Exercise aim: Copy only this range: the line with "Decode this image" through the final line of the material, inclusive at both ends.

Data section:
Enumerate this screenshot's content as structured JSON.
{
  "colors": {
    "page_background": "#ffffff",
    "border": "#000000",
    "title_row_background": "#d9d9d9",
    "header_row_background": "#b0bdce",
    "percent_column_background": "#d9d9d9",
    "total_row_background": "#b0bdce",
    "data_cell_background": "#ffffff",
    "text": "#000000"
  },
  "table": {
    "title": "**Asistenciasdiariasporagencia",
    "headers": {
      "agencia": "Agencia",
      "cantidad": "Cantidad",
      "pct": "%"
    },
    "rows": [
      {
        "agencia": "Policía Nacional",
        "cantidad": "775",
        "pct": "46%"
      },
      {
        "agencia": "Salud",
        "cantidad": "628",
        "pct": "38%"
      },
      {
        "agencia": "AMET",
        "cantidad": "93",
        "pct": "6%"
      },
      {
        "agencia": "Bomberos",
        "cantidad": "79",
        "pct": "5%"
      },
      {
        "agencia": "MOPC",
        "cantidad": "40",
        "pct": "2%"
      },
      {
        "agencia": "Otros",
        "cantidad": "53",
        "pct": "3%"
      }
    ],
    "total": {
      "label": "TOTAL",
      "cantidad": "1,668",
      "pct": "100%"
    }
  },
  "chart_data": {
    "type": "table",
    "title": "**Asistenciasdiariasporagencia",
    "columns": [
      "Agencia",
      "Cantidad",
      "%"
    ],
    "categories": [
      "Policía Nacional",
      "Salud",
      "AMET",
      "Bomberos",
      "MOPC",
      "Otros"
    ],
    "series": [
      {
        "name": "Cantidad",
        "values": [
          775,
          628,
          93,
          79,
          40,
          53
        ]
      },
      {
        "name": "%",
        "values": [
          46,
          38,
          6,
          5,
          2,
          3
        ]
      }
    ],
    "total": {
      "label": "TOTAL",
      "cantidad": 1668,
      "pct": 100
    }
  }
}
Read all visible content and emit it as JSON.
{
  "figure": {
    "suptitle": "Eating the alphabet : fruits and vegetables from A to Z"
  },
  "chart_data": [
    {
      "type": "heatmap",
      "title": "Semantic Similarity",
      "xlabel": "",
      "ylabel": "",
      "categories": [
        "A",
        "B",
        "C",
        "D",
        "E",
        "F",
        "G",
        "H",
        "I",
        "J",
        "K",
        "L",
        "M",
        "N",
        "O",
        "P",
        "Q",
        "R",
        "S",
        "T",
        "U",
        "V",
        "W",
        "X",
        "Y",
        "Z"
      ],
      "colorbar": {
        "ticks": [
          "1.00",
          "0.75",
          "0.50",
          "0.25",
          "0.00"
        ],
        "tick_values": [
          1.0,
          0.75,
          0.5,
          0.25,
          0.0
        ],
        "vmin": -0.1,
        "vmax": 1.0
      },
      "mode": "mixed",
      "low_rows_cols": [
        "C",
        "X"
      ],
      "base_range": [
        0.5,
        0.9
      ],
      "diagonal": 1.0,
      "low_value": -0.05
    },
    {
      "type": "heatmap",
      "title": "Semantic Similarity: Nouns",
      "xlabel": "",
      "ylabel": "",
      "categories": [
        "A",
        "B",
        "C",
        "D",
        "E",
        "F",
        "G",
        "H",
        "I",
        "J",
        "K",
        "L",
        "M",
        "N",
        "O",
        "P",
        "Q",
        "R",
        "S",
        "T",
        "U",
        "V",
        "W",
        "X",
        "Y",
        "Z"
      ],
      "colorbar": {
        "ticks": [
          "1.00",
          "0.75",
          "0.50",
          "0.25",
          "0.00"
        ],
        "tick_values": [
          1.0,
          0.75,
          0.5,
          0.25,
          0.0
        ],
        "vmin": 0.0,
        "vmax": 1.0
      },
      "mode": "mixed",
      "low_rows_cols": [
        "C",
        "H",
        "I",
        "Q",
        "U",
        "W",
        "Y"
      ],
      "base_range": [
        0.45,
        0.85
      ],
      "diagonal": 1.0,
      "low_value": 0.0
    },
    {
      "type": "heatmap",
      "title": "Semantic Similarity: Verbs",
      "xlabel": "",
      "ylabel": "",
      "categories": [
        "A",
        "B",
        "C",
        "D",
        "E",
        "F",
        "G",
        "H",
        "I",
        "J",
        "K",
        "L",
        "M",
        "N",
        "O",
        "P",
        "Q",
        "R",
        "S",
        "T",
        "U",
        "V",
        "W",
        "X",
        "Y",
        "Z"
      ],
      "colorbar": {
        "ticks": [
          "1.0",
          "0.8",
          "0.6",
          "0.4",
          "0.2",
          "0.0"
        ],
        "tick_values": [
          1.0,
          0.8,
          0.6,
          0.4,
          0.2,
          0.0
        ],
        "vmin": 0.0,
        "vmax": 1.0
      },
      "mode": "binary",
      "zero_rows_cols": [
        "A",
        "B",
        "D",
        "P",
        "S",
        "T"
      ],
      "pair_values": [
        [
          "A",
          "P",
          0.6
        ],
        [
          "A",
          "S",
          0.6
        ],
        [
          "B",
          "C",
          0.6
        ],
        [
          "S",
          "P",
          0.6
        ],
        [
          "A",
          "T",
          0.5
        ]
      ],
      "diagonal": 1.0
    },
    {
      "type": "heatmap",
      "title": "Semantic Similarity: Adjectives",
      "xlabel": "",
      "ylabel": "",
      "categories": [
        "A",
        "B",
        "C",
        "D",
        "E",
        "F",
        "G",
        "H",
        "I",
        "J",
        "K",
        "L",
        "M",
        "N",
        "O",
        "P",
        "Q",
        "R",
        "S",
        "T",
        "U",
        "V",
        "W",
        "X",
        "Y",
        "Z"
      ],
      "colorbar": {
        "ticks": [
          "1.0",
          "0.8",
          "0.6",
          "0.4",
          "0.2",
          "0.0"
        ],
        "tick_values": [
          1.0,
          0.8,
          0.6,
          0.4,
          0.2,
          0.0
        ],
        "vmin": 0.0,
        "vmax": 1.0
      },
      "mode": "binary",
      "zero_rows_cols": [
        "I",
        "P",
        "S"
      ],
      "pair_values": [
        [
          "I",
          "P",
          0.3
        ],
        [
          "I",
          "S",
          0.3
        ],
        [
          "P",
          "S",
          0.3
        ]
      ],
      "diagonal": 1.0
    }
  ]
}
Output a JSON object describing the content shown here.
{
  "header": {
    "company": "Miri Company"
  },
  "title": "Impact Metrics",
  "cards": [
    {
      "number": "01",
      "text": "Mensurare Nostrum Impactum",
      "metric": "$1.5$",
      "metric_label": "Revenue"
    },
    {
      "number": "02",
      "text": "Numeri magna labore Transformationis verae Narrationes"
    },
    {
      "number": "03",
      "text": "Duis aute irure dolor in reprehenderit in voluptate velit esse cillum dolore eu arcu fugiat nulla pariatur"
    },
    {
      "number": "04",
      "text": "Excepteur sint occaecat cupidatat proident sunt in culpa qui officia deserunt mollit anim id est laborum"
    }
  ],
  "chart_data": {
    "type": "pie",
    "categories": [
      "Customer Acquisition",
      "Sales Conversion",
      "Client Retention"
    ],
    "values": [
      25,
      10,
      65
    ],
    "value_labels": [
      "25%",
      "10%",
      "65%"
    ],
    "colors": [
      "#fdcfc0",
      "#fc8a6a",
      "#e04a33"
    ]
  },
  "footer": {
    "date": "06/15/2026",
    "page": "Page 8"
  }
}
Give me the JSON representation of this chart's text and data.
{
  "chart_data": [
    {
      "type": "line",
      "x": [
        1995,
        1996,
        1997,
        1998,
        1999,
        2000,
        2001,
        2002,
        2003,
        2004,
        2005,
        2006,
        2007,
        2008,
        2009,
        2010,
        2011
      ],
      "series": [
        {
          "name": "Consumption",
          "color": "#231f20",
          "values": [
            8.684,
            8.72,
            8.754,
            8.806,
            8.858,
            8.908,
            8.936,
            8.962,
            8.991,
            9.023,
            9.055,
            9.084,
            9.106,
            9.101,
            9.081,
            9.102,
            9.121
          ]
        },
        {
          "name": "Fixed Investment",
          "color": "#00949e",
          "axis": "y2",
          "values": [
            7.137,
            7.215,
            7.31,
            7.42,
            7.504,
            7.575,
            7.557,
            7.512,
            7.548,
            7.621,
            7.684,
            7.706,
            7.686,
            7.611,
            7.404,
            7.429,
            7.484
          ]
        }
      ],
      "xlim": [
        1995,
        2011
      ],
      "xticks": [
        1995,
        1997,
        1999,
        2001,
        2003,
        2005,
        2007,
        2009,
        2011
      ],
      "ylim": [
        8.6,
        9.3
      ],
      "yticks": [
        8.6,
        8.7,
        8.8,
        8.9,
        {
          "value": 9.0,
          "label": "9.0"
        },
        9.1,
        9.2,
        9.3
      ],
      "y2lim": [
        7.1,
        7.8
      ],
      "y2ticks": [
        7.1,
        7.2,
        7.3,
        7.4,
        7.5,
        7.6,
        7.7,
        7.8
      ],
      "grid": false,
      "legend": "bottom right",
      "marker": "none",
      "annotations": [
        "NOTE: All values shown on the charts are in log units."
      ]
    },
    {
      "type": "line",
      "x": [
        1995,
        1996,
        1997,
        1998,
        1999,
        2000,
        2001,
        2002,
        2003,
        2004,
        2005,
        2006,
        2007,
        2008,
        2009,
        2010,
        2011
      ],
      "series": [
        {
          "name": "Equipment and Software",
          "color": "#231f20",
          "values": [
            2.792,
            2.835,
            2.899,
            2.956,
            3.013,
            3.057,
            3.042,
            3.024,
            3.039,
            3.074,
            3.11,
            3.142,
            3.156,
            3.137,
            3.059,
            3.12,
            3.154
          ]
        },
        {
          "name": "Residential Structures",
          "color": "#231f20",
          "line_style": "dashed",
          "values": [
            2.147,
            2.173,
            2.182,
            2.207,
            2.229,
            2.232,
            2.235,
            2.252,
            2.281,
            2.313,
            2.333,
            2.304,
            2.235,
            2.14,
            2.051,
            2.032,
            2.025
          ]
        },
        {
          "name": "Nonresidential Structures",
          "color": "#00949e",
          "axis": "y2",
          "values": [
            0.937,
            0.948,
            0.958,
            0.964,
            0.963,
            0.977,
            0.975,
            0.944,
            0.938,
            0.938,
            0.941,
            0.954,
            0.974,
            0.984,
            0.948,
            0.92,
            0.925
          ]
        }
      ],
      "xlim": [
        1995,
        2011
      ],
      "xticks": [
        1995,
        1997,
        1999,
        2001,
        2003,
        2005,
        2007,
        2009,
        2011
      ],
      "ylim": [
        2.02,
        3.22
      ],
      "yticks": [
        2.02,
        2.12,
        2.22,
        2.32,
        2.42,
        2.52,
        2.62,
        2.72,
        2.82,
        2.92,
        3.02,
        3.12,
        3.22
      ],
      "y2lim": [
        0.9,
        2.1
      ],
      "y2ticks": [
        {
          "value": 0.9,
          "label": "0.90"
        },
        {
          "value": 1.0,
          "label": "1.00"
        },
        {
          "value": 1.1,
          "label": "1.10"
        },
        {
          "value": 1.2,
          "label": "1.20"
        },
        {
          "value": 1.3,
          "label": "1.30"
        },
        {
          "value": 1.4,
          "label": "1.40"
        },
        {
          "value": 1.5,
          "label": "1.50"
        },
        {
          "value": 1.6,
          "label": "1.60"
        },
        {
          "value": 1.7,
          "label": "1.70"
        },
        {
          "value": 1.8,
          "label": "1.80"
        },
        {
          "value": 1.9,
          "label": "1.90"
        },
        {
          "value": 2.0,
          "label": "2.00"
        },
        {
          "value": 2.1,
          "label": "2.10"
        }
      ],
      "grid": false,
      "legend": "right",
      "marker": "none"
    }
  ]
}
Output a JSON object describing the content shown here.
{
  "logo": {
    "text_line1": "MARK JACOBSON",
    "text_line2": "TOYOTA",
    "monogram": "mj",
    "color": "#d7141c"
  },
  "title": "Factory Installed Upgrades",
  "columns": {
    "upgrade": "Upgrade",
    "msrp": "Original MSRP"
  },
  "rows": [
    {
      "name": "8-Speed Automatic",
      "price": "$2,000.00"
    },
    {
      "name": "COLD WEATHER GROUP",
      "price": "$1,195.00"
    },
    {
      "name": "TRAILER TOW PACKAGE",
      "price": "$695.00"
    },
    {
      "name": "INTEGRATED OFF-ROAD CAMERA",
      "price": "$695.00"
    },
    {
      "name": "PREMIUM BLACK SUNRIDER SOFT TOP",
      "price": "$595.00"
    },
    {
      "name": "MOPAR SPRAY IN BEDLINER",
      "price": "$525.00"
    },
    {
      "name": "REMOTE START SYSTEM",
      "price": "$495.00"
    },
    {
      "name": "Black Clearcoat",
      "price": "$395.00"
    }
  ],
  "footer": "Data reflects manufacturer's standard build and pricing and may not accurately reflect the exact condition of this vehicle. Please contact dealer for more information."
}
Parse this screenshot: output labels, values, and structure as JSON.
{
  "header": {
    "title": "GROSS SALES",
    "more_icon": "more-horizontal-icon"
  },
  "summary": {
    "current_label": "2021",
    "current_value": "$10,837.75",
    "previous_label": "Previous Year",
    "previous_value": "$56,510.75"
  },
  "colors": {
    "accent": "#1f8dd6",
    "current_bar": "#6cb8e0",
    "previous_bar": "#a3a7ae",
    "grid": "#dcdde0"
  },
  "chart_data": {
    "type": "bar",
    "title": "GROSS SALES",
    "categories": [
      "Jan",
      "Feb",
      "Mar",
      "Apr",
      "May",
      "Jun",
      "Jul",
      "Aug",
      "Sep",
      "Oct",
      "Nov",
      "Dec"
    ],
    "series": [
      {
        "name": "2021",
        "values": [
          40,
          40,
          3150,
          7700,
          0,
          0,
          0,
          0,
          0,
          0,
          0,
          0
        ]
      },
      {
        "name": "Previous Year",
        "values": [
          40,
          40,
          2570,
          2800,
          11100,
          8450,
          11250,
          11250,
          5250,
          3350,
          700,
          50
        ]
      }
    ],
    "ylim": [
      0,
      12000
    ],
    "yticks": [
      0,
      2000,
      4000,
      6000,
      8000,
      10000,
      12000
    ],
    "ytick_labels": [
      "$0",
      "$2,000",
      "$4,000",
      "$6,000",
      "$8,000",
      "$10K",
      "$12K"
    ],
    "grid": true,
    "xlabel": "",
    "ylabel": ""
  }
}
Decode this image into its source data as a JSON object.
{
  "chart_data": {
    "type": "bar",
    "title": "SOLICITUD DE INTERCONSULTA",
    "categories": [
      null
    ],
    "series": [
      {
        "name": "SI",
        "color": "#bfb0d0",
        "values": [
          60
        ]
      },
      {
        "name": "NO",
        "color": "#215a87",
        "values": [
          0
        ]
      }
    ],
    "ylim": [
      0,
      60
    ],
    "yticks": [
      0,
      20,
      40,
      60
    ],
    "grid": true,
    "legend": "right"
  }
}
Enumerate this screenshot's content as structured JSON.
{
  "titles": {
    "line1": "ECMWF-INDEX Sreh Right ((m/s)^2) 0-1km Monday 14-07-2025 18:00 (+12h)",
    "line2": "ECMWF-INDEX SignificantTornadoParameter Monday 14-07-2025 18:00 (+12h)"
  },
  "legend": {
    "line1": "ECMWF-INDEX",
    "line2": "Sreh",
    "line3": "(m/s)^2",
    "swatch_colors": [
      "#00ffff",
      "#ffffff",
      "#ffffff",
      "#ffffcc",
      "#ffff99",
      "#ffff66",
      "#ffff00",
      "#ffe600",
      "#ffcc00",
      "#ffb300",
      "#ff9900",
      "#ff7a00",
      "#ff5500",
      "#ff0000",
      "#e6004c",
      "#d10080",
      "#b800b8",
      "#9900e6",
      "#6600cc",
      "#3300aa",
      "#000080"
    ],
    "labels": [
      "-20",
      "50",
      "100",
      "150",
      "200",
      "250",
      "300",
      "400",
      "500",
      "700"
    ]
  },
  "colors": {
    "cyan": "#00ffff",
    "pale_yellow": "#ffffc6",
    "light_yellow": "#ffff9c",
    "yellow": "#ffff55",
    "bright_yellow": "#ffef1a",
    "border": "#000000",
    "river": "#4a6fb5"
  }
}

Result of this task:
Decode this image into its source data as a JSON object.
{
  "chart_data": {
    "type": "bar",
    "title": "SOLICITUD DE INTERCONSULTA",
    "categories": [
      null
    ],
    "series": [
      {
        "name": "SI",
        "color": "#bfb0d0",
        "values": [
          60
        ]
      },
      {
        "name": "NO",
        "color": "#215a87",
        "values": [
          0
        ]
      }
    ],
    "ylim": [
      0,
      60
    ],
    "yticks": [
      0,
      20,
      40,
      60
    ],
    "grid": true,
    "legend": "right"
  }
}
Enumerate this screenshot's content as structured JSON.
{
  "titles": {
    "line1": "ECMWF-INDEX Sreh Right ((m/s)^2) 0-1km Monday 14-07-2025 18:00 (+12h)",
    "line2": "ECMWF-INDEX SignificantTornadoParameter Monday 14-07-2025 18:00 (+12h)"
  },
  "legend": {
    "line1": "ECMWF-INDEX",
    "line2": "Sreh",
    "line3": "(m/s)^2",
    "swatch_colors": [
      "#00ffff",
      "#ffffff",
      "#ffffff",
      "#ffffcc",
      "#ffff99",
      "#ffff66",
      "#ffff00",
      "#ffe600",
      "#ffcc00",
      "#ffb300",
      "#ff9900",
      "#ff7a00",
      "#ff5500",
      "#ff0000",
      "#e6004c",
      "#d10080",
      "#b800b8",
      "#9900e6",
      "#6600cc",
      "#3300aa",
      "#000080"
    ],
    "labels": [
      "-20",
      "50",
      "100",
      "150",
      "200",
      "250",
      "300",
      "400",
      "500",
      "700"
    ]
  },
  "colors": {
    "cyan": "#00ffff",
    "pale_yellow": "#ffffc6",
    "light_yellow": "#ffff9c",
    "yellow": "#ffff55",
    "bright_yellow": "#ffef1a",
    "border": "#000000",
    "river": "#4a6fb5"
  }
}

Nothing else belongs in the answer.